» **STATED TASK**: In your copy, leave out the pictures and repeat the entries below exactly.

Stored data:
◇ ◇ ◇ ◇ ◇ ◇ ◇
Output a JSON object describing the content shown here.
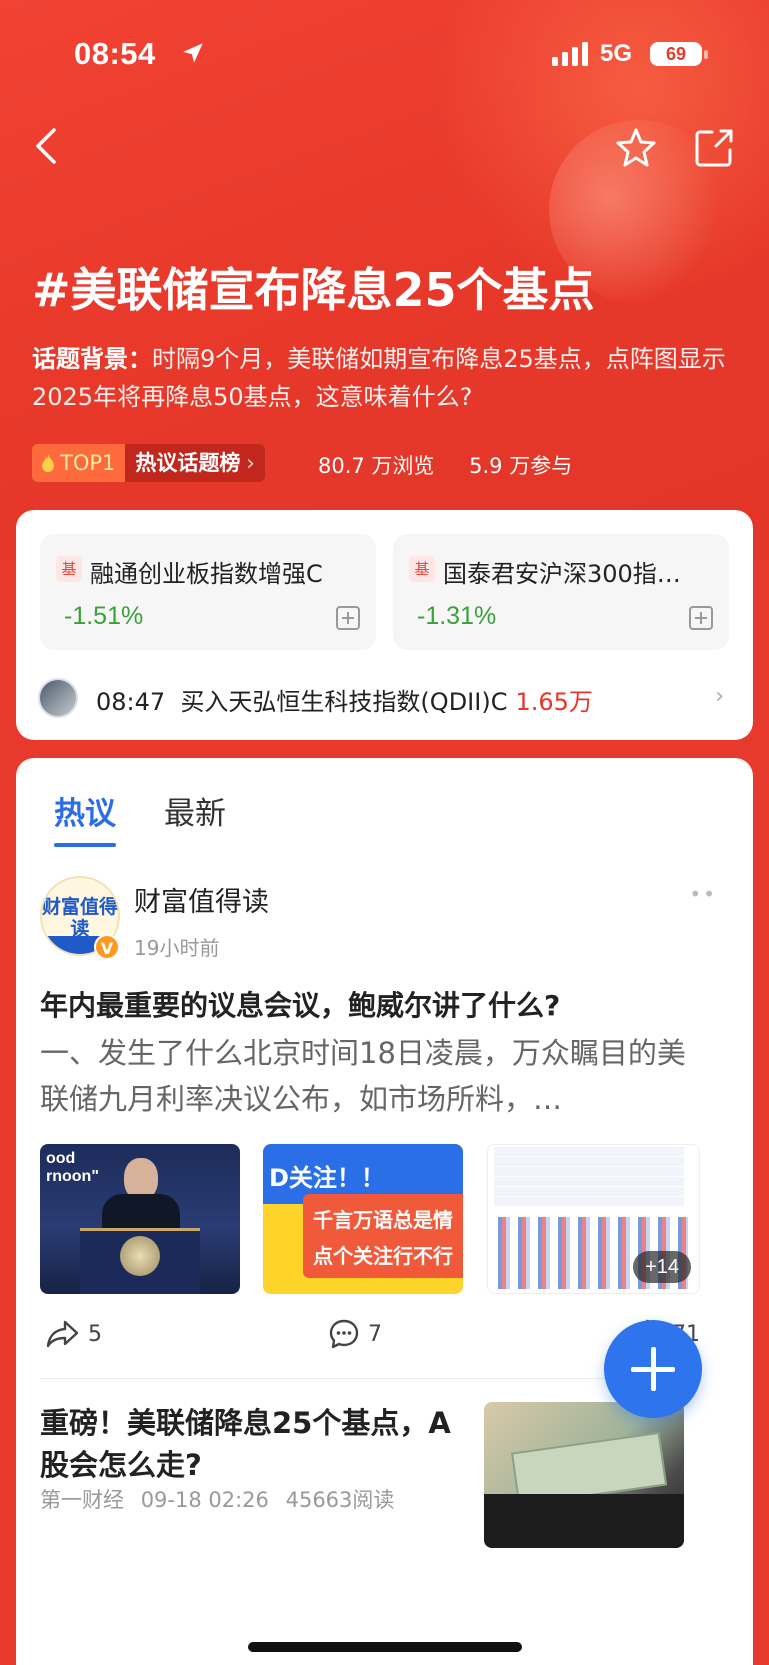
{
  "status_bar": {
    "time": "08:54",
    "network": "5G",
    "battery": "69"
  },
  "nav": {
    "back": "back-icon",
    "favorite": "star-icon",
    "share": "share-icon"
  },
  "topic": {
    "title": "#美联储宣布降息25个基点",
    "desc_label": "话题背景：",
    "desc_text": "时隔9个月，美联储如期宣布降息25基点，点阵图显示2025年将再降息50基点，这意味着什么?",
    "rank_badge": "TOP1",
    "rank_list": "热议话题榜",
    "views": "80.7 万浏览",
    "participants": "5.9 万参与"
  },
  "funds": [
    {
      "tag": "基",
      "name": "融通创业板指数增强C",
      "change": "-1.51%"
    },
    {
      "tag": "基",
      "name": "国泰君安沪深300指…",
      "change": "-1.31%"
    }
  ],
  "trade": {
    "time": "08:47",
    "action": "买入天弘恒生科技指数(QDII)C",
    "amount": "1.65万"
  },
  "tabs": [
    {
      "label": "热议",
      "active": true
    },
    {
      "label": "最新",
      "active": false
    }
  ],
  "post1": {
    "avatar_text": "财富值得读",
    "author": "财富值得读",
    "time": "19小时前",
    "title": "年内最重要的议息会议，鲍威尔讲了什么?",
    "excerpt": "一、发生了什么北京时间18日凌晨，万众瞩目的美联储九月利率决议公布，如市场所料，…",
    "thumb1_caption": "ood\nrnoon\"",
    "thumb2_line1": "D关注！！",
    "thumb2_line2": "千言万语总是情",
    "thumb2_line3": "点个关注行不行",
    "more_images": "+14",
    "shares": "5",
    "comments": "7",
    "likes": "71"
  },
  "post2": {
    "title": "重磅！美联储降息25个基点，A股会怎么走?",
    "source": "第一财经",
    "datetime": "09-18 02:26",
    "reads": "45663阅读"
  },
  "colors": {
    "brand_red": "#e8392b",
    "accent_blue": "#2b6de8",
    "down_green": "#3aa13a",
    "amount_red": "#e9342a"
  }
}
◇ ◇ ◇ ◇ ◇ ◇ ◇
» **OUTPUT FOR THIS EXERCISE**:
Output a JSON object describing the content shown here.
{
  "status_bar": {
    "time": "08:54",
    "network": "5G",
    "battery": "69"
  },
  "nav": {
    "back": "back-icon",
    "favorite": "star-icon",
    "share": "share-icon"
  },
  "topic": {
    "title": "#美联储宣布降息25个基点",
    "desc_label": "话题背景：",
    "desc_text": "时隔9个月，美联储如期宣布降息25基点，点阵图显示2025年将再降息50基点，这意味着什么?",
    "rank_badge": "TOP1",
    "rank_list": "热议话题榜",
    "views": "80.7 万浏览",
    "participants": "5.9 万参与"
  },
  "funds": [
    {
      "tag": "基",
      "name": "融通创业板指数增强C",
      "change": "-1.51%"
    },
    {
      "tag": "基",
      "name": "国泰君安沪深300指…",
      "change": "-1.31%"
    }
  ],
  "trade": {
    "time": "08:47",
    "action": "买入天弘恒生科技指数(QDII)C",
    "amount": "1.65万"
  },
  "tabs": [
    {
      "label": "热议",
      "active": true
    },
    {
      "label": "最新",
      "active": false
    }
  ],
  "post1": {
    "avatar_text": "财富值得读",
    "author": "财富值得读",
    "time": "19小时前",
    "title": "年内最重要的议息会议，鲍威尔讲了什么?",
    "excerpt": "一、发生了什么北京时间18日凌晨，万众瞩目的美联储九月利率决议公布，如市场所料，…",
    "thumb1_caption": "ood\nrnoon\"",
    "thumb2_line1": "D关注！！",
    "thumb2_line2": "千言万语总是情",
    "thumb2_line3": "点个关注行不行",
    "more_images": "+14",
    "shares": "5",
    "comments": "7",
    "likes": "71"
  },
  "post2": {
    "title": "重磅！美联储降息25个基点，A股会怎么走?",
    "source": "第一财经",
    "datetime": "09-18 02:26",
    "reads": "45663阅读"
  },
  "colors": {
    "brand_red": "#e8392b",
    "accent_blue": "#2b6de8",
    "down_green": "#3aa13a",
    "amount_red": "#e9342a"
  }
}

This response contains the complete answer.